Find the lines of data that contain the string "color", then list them.

GIVEN ENTRIES:

====

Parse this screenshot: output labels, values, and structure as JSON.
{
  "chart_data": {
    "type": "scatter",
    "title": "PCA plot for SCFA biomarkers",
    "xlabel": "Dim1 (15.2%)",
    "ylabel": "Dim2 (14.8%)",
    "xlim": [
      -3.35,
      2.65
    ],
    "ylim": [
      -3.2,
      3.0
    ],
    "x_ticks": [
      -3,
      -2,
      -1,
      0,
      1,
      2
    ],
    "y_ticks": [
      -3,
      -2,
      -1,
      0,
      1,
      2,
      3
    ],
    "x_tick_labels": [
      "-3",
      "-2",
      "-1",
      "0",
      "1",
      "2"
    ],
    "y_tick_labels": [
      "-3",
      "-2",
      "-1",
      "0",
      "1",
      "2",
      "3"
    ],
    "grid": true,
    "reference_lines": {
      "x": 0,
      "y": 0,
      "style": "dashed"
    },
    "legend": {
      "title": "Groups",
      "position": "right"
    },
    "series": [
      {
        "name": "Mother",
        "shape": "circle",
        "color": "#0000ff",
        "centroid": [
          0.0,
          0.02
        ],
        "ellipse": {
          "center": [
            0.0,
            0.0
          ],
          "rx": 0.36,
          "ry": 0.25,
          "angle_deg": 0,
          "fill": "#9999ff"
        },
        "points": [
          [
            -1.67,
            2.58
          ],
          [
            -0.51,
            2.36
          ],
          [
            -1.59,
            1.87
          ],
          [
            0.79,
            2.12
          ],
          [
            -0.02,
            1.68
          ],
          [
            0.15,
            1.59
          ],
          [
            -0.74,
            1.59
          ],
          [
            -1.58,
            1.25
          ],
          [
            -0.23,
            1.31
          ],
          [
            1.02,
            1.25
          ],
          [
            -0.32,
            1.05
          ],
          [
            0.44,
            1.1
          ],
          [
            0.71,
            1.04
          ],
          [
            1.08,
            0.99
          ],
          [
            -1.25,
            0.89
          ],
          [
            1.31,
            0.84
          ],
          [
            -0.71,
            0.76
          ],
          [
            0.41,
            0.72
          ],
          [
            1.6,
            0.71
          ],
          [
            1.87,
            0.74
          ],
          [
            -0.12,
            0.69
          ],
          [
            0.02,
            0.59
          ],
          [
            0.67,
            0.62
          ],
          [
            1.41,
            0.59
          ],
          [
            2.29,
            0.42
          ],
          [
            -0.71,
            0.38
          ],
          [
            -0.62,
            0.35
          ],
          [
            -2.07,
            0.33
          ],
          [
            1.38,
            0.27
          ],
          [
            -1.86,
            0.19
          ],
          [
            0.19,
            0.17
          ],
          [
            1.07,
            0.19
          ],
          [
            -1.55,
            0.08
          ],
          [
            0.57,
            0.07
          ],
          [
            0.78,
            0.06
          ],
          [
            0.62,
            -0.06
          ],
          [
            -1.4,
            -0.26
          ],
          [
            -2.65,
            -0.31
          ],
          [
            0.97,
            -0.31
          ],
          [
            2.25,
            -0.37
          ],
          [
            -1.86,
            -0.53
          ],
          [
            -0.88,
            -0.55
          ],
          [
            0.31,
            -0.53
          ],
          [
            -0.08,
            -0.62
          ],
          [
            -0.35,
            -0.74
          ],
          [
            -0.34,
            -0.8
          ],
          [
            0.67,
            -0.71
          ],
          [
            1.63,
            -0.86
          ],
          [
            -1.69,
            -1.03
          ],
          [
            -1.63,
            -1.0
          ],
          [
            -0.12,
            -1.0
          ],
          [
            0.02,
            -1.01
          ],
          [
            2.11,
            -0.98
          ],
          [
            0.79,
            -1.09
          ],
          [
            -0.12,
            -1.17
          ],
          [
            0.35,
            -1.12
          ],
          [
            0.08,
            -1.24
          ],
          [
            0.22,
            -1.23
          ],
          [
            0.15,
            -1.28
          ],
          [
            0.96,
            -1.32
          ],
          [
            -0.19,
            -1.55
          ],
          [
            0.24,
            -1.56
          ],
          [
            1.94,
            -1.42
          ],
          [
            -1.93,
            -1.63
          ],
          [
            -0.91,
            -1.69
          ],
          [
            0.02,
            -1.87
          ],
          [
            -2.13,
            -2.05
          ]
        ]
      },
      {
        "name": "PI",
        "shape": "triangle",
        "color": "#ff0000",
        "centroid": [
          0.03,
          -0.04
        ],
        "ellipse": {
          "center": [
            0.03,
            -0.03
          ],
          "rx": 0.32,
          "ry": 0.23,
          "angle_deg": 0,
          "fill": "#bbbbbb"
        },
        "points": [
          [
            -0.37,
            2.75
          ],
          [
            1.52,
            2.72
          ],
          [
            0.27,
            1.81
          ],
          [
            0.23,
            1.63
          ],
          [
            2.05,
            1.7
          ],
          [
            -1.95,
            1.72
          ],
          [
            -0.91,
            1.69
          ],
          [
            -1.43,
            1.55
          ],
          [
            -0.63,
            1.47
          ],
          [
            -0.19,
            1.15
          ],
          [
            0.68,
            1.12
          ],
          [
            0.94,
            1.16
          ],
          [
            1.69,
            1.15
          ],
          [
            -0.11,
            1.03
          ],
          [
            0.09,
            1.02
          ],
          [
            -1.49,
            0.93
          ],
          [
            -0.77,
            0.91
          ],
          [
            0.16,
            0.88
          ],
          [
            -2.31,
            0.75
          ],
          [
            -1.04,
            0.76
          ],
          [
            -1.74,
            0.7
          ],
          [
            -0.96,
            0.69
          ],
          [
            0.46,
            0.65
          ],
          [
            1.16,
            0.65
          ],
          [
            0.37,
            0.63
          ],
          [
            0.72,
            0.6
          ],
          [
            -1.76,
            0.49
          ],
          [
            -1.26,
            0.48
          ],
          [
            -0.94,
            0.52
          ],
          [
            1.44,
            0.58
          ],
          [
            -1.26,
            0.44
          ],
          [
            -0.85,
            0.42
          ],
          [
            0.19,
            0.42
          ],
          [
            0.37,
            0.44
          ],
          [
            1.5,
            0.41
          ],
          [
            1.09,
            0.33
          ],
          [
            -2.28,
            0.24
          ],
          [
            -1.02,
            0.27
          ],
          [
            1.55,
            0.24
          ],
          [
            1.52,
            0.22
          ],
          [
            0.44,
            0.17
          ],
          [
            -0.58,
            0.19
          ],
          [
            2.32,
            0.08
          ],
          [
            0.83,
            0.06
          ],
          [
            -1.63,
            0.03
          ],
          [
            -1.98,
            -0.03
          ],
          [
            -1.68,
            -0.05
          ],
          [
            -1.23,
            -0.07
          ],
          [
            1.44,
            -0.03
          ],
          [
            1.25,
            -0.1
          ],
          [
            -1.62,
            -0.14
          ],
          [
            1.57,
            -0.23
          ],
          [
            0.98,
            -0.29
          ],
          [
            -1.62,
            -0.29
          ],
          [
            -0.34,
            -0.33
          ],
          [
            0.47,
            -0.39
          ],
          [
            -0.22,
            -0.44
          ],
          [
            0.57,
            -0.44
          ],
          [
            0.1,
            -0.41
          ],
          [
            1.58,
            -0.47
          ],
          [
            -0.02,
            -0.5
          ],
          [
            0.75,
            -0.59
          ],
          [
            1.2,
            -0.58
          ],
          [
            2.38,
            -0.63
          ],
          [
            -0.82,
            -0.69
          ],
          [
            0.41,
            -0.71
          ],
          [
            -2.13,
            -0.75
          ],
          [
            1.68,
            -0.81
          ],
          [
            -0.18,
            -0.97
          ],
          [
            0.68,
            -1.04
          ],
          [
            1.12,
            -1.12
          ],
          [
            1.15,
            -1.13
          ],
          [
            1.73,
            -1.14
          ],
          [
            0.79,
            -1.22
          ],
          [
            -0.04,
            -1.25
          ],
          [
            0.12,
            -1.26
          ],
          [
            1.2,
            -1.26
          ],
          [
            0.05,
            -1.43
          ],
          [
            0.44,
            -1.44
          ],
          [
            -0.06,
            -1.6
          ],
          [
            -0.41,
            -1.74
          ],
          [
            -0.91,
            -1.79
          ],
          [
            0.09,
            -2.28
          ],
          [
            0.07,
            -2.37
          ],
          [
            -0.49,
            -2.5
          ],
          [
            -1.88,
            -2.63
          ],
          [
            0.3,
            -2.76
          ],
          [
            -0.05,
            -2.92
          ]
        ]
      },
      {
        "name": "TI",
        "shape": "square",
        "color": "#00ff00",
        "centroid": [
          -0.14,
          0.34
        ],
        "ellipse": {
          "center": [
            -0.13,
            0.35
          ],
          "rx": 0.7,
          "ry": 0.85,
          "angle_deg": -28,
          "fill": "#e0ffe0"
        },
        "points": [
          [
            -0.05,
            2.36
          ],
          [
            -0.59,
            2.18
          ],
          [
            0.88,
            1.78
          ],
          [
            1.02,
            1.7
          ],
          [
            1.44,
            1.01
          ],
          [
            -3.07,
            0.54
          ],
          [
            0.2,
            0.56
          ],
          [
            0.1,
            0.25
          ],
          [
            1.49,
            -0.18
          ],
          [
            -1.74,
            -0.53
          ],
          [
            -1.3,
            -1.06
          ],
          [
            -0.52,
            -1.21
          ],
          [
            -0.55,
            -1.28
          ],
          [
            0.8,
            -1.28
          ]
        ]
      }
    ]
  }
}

====

TASK SOLUTION:
        "color": "#0000ff",
        "color": "#ff0000",
        "color": "#00ff00",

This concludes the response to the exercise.